[Recorded data]

◇ ◇ ◇ ◇ ◇

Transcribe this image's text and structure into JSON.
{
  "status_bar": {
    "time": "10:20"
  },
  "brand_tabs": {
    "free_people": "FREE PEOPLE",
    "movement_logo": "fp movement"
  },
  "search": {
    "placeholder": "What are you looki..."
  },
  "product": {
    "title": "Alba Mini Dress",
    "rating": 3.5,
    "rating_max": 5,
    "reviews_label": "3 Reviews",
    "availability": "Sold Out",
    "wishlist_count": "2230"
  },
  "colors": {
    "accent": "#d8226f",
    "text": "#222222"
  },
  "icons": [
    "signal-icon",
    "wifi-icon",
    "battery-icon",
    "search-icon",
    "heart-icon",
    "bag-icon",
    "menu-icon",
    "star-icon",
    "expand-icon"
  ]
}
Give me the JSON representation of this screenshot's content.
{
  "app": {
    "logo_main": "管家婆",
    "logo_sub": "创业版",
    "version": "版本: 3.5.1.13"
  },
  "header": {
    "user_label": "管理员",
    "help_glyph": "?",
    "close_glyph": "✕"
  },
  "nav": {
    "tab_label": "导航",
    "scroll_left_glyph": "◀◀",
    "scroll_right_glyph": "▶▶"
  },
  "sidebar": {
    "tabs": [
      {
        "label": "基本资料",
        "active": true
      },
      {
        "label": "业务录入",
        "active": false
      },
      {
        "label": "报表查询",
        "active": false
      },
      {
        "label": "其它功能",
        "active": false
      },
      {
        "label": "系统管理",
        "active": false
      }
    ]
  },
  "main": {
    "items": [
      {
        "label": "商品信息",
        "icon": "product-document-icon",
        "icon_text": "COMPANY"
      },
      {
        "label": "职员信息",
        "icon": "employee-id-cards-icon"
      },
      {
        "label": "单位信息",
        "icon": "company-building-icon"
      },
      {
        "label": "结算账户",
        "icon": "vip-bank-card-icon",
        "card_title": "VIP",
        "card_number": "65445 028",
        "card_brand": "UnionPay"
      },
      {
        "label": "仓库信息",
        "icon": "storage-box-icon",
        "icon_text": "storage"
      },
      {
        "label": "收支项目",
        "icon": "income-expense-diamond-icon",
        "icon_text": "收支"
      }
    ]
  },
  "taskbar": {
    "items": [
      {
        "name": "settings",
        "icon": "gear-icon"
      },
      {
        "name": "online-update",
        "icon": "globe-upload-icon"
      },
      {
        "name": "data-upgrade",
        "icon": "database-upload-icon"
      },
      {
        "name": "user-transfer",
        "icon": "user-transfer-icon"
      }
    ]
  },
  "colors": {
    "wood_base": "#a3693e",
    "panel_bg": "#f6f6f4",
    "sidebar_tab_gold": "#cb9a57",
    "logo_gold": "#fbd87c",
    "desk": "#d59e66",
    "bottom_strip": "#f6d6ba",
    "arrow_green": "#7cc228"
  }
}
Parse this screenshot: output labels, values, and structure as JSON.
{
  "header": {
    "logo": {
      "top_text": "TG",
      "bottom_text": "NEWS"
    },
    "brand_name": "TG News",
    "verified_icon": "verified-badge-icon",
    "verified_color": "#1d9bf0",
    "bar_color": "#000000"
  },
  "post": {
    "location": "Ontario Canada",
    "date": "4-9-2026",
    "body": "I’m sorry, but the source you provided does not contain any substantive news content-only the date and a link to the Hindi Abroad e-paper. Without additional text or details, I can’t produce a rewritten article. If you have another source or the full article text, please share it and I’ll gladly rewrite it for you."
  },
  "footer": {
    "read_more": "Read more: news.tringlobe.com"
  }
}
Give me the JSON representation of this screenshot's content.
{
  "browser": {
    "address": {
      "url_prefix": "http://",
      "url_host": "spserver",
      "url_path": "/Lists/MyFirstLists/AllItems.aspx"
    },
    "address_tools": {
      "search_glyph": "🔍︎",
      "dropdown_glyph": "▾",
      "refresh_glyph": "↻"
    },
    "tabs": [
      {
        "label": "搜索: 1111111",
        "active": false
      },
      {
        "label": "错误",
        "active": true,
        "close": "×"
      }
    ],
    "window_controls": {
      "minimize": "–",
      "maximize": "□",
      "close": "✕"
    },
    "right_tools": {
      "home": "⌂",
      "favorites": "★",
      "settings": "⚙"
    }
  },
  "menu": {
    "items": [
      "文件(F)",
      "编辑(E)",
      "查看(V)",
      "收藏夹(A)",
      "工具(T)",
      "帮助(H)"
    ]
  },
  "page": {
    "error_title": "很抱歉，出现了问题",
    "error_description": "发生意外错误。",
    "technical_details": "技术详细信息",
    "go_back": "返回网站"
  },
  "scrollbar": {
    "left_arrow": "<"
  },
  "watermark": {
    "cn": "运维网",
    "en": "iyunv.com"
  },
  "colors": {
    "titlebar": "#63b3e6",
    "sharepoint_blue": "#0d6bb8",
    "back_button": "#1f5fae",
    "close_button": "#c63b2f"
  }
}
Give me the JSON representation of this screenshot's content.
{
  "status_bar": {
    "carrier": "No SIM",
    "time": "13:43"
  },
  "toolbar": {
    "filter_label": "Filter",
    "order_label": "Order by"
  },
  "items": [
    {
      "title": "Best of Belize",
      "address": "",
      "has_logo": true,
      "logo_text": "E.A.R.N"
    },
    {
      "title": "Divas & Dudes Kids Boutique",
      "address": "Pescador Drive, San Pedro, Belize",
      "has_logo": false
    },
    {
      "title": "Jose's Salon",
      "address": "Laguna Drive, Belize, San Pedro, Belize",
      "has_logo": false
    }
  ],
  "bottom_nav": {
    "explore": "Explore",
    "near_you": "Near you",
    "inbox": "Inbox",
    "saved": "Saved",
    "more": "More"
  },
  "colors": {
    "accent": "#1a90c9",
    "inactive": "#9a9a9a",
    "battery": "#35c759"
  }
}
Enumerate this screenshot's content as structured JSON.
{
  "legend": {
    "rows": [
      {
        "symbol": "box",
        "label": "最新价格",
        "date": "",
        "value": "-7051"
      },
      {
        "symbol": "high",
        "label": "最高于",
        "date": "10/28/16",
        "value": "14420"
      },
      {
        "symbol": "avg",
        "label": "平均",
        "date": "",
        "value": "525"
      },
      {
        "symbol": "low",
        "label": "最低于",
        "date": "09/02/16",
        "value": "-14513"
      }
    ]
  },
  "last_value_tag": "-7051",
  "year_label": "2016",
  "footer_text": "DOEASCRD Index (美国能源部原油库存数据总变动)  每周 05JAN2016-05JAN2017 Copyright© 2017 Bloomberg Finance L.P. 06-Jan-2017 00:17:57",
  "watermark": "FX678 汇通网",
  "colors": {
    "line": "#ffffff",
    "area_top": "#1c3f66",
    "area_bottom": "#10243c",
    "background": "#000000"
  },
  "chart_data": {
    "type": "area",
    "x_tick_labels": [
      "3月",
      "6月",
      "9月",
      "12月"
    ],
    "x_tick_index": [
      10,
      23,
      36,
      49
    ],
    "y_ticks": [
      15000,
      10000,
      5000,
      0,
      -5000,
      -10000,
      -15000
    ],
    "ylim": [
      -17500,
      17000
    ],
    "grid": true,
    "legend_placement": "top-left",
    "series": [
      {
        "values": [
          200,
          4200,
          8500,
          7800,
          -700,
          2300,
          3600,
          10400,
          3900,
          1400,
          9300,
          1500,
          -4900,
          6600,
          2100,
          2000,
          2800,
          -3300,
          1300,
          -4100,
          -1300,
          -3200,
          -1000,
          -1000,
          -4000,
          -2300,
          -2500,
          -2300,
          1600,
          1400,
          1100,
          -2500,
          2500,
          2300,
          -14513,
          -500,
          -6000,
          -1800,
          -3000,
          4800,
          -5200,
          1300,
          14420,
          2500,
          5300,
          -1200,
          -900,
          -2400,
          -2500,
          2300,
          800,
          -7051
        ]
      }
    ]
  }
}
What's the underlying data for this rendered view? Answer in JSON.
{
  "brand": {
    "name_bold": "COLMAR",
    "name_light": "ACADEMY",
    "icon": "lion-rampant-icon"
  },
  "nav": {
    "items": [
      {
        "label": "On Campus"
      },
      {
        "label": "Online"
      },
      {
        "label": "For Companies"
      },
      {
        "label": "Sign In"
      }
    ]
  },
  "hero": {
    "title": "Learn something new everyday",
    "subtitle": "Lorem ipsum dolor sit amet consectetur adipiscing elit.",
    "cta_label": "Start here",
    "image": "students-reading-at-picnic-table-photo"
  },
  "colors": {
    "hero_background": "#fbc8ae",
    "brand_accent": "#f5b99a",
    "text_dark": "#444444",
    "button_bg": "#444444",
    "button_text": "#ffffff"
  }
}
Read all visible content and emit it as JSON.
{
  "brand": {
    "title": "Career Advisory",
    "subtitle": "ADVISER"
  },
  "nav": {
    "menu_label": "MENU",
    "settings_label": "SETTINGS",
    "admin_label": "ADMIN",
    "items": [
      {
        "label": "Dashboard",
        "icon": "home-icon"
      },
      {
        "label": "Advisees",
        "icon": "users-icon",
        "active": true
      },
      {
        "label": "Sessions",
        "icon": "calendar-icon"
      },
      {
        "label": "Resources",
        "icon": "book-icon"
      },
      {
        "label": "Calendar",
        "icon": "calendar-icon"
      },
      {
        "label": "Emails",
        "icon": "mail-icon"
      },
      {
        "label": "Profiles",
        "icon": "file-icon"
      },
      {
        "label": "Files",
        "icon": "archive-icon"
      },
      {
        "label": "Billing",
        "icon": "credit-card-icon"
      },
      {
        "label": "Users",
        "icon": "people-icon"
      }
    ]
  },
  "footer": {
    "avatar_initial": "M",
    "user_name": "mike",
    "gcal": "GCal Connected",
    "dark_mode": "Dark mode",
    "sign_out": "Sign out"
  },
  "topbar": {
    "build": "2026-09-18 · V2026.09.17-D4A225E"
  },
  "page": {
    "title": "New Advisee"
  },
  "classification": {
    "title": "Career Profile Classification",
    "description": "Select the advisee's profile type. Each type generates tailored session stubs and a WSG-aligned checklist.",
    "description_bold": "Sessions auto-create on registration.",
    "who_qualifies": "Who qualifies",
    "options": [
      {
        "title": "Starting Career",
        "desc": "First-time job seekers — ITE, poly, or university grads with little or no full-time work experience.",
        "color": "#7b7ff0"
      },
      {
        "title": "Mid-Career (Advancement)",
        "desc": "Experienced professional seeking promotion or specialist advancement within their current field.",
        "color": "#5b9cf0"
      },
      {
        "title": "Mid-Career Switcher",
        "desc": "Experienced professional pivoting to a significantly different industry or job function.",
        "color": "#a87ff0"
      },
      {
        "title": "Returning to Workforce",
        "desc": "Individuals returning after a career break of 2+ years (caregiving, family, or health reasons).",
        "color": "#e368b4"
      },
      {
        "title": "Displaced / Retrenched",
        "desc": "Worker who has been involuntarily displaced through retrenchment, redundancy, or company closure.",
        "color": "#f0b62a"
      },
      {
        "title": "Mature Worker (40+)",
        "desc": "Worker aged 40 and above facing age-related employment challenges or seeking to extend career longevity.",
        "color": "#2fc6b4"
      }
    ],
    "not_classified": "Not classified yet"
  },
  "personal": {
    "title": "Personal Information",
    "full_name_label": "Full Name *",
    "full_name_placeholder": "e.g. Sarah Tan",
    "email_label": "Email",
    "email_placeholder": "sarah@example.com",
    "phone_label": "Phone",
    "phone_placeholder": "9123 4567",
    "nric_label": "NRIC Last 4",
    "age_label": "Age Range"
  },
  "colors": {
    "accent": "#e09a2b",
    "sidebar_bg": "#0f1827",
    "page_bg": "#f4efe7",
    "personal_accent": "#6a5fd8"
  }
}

◇ ◇ ◇ ◇ ◇

**Exercise directions**
Tally the lines of the data that contain the string "professional" and report the total alone.

**Exercise output**
2